### [EXERCISE INSTRUCTIONS]
Return every line of each entry below unchanged, leaving out the pictures.

Bounding box entries

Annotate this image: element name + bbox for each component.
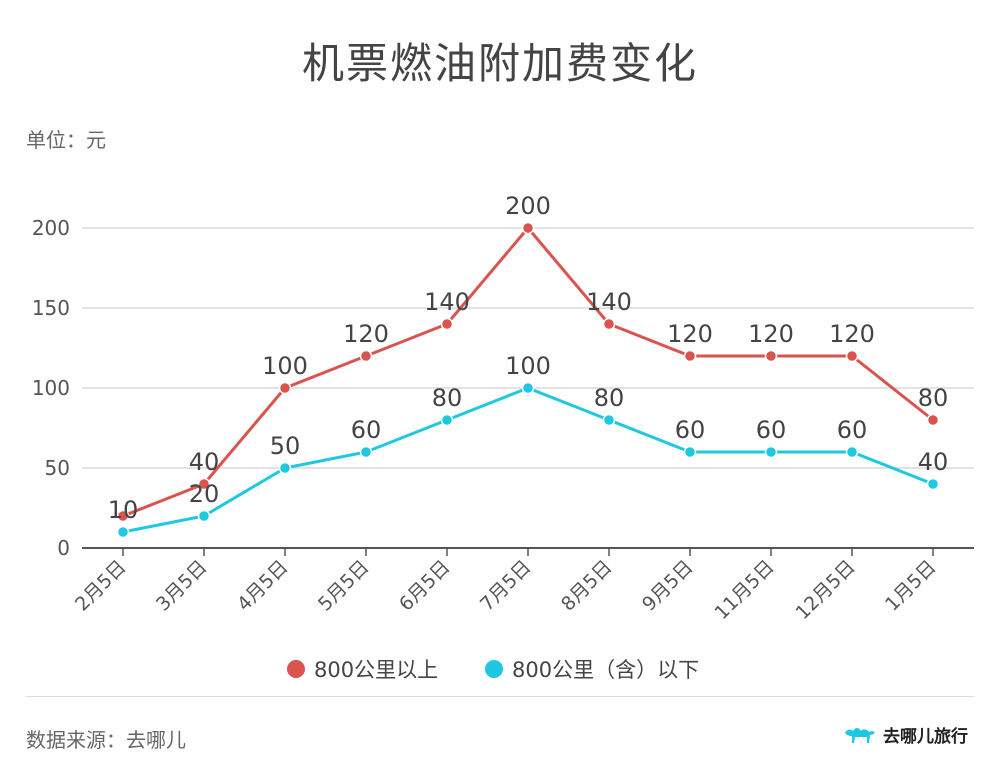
brand-name: 去哪儿旅行 bbox=[883, 727, 968, 747]
data-label: 100 bbox=[262, 352, 308, 380]
data-label: 200 bbox=[505, 192, 551, 220]
data-point bbox=[197, 477, 211, 491]
data-label: 120 bbox=[748, 320, 794, 348]
data-point bbox=[359, 349, 373, 363]
data-label: 60 bbox=[837, 416, 868, 444]
data-point bbox=[521, 381, 535, 395]
data-point bbox=[683, 349, 697, 363]
x-tick-label: 5月5日 bbox=[314, 556, 374, 616]
x-tick-label: 4月5日 bbox=[233, 556, 293, 616]
data-point bbox=[278, 381, 292, 395]
data-label: 60 bbox=[351, 416, 382, 444]
x-tick-label: 2月5日 bbox=[71, 556, 131, 616]
data-point bbox=[521, 221, 535, 235]
y-tick-label: 50 bbox=[45, 456, 70, 480]
data-point bbox=[440, 317, 454, 331]
data-label: 80 bbox=[594, 384, 625, 412]
data-point bbox=[197, 509, 211, 523]
data-point bbox=[278, 461, 292, 475]
data-label: 80 bbox=[432, 384, 463, 412]
y-tick-label: 0 bbox=[57, 536, 70, 560]
data-label: 120 bbox=[829, 320, 875, 348]
data-point bbox=[116, 525, 130, 539]
y-tick-label: 200 bbox=[32, 216, 70, 240]
data-point bbox=[845, 445, 859, 459]
brand-logo: 去哪儿旅行 bbox=[843, 722, 968, 747]
x-tick-label: 7月5日 bbox=[476, 556, 536, 616]
x-tick-label: 6月5日 bbox=[395, 556, 455, 616]
x-tick-label: 12月5日 bbox=[791, 556, 859, 624]
data-label: 50 bbox=[270, 432, 301, 460]
data-point bbox=[602, 317, 616, 331]
y-tick-label: 150 bbox=[32, 296, 70, 320]
data-label: 120 bbox=[343, 320, 389, 348]
chart-title: 机票燃油附加费变化 bbox=[301, 39, 698, 88]
x-tick-label: 8月5日 bbox=[557, 556, 617, 616]
legend-label-2: 800公里（含）以下 bbox=[512, 658, 699, 682]
data-label: 60 bbox=[756, 416, 787, 444]
camel-icon bbox=[845, 727, 875, 743]
data-label: 20 bbox=[189, 480, 220, 508]
data-point bbox=[359, 445, 373, 459]
data-point bbox=[440, 413, 454, 427]
data-label: 80 bbox=[918, 384, 949, 412]
series-line-2 bbox=[121, 386, 935, 534]
data-point bbox=[926, 477, 940, 491]
data-point bbox=[845, 349, 859, 363]
x-tick-label: 11月5日 bbox=[710, 556, 778, 624]
data-source: 数据来源：去哪儿 bbox=[26, 728, 186, 752]
data-point bbox=[926, 413, 940, 427]
data-point bbox=[683, 445, 697, 459]
data-label: 140 bbox=[586, 288, 632, 316]
legend-label-1: 800公里以上 bbox=[314, 658, 438, 682]
data-label: 60 bbox=[675, 416, 706, 444]
footer-divider bbox=[26, 696, 974, 697]
data-point bbox=[764, 349, 778, 363]
data-point bbox=[116, 509, 130, 523]
data-label: 120 bbox=[667, 320, 713, 348]
unit-label: 单位：元 bbox=[26, 128, 106, 152]
legend-marker-2 bbox=[485, 660, 503, 678]
data-label: 100 bbox=[505, 352, 551, 380]
y-tick-label: 100 bbox=[32, 376, 70, 400]
data-point bbox=[602, 413, 616, 427]
x-tick-label: 3月5日 bbox=[152, 556, 212, 616]
x-tick-label: 1月5日 bbox=[881, 556, 941, 616]
x-tick-label: 9月5日 bbox=[638, 556, 698, 616]
data-label: 40 bbox=[918, 448, 949, 476]
data-point bbox=[764, 445, 778, 459]
data-label: 10 bbox=[108, 496, 139, 524]
data-label: 40 bbox=[189, 448, 220, 476]
data-label: 140 bbox=[424, 288, 470, 316]
legend-marker-1 bbox=[287, 660, 305, 678]
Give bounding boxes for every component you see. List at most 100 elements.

### [TASK ANSWER]
Annotate this image: element name + bbox for each component.
brand-name: 去哪儿旅行 bbox=[883, 727, 968, 747]
data-label: 100 bbox=[262, 352, 308, 380]
data-label: 200 bbox=[505, 192, 551, 220]
data-point bbox=[197, 477, 211, 491]
data-label: 120 bbox=[748, 320, 794, 348]
data-point bbox=[359, 349, 373, 363]
data-label: 60 bbox=[837, 416, 868, 444]
data-point bbox=[521, 381, 535, 395]
data-point bbox=[683, 349, 697, 363]
x-tick-label: 5月5日 bbox=[314, 556, 374, 616]
x-tick-label: 4月5日 bbox=[233, 556, 293, 616]
data-point bbox=[278, 381, 292, 395]
data-label: 60 bbox=[351, 416, 382, 444]
x-tick-label: 2月5日 bbox=[71, 556, 131, 616]
data-point bbox=[521, 221, 535, 235]
y-tick-label: 50 bbox=[45, 456, 70, 480]
data-point bbox=[440, 317, 454, 331]
data-label: 80 bbox=[594, 384, 625, 412]
data-point bbox=[197, 509, 211, 523]
data-point bbox=[278, 461, 292, 475]
data-label: 80 bbox=[432, 384, 463, 412]
y-tick-label: 0 bbox=[57, 536, 70, 560]
data-label: 120 bbox=[829, 320, 875, 348]
data-point bbox=[116, 525, 130, 539]
y-tick-label: 200 bbox=[32, 216, 70, 240]
data-point bbox=[845, 445, 859, 459]
brand-logo: 去哪儿旅行 bbox=[843, 722, 968, 747]
x-tick-label: 7月5日 bbox=[476, 556, 536, 616]
x-tick-label: 6月5日 bbox=[395, 556, 455, 616]
x-tick-label: 12月5日 bbox=[791, 556, 859, 624]
data-label: 50 bbox=[270, 432, 301, 460]
data-point bbox=[602, 317, 616, 331]
y-tick-label: 150 bbox=[32, 296, 70, 320]
data-label: 120 bbox=[343, 320, 389, 348]
chart-title: 机票燃油附加费变化 bbox=[301, 39, 698, 88]
x-tick-label: 8月5日 bbox=[557, 556, 617, 616]
legend-label-2: 800公里（含）以下 bbox=[512, 658, 699, 682]
data-label: 60 bbox=[756, 416, 787, 444]
camel-icon bbox=[845, 727, 875, 743]
data-label: 20 bbox=[189, 480, 220, 508]
data-point bbox=[359, 445, 373, 459]
data-point bbox=[440, 413, 454, 427]
data-label: 80 bbox=[918, 384, 949, 412]
series-line-2 bbox=[121, 386, 935, 534]
data-point bbox=[926, 477, 940, 491]
data-point bbox=[845, 349, 859, 363]
x-tick-label: 11月5日 bbox=[710, 556, 778, 624]
data-source: 数据来源：去哪儿 bbox=[26, 728, 186, 752]
data-point bbox=[926, 413, 940, 427]
data-point bbox=[683, 445, 697, 459]
data-label: 140 bbox=[586, 288, 632, 316]
legend-label-1: 800公里以上 bbox=[314, 658, 438, 682]
data-label: 60 bbox=[675, 416, 706, 444]
footer-divider bbox=[26, 696, 974, 697]
data-point bbox=[764, 349, 778, 363]
data-point bbox=[116, 509, 130, 523]
data-label: 120 bbox=[667, 320, 713, 348]
unit-label: 单位：元 bbox=[26, 128, 106, 152]
legend-marker-2 bbox=[485, 660, 503, 678]
data-label: 100 bbox=[505, 352, 551, 380]
y-tick-label: 100 bbox=[32, 376, 70, 400]
data-point bbox=[602, 413, 616, 427]
x-tick-label: 3月5日 bbox=[152, 556, 212, 616]
x-tick-label: 1月5日 bbox=[881, 556, 941, 616]
x-tick-label: 9月5日 bbox=[638, 556, 698, 616]
data-label: 40 bbox=[918, 448, 949, 476]
data-point bbox=[764, 445, 778, 459]
data-label: 10 bbox=[108, 496, 139, 524]
data-label: 40 bbox=[189, 448, 220, 476]
data-label: 140 bbox=[424, 288, 470, 316]
legend-marker-1 bbox=[287, 660, 305, 678]
Give bounding boxes for every component you see. List at most 100 elements.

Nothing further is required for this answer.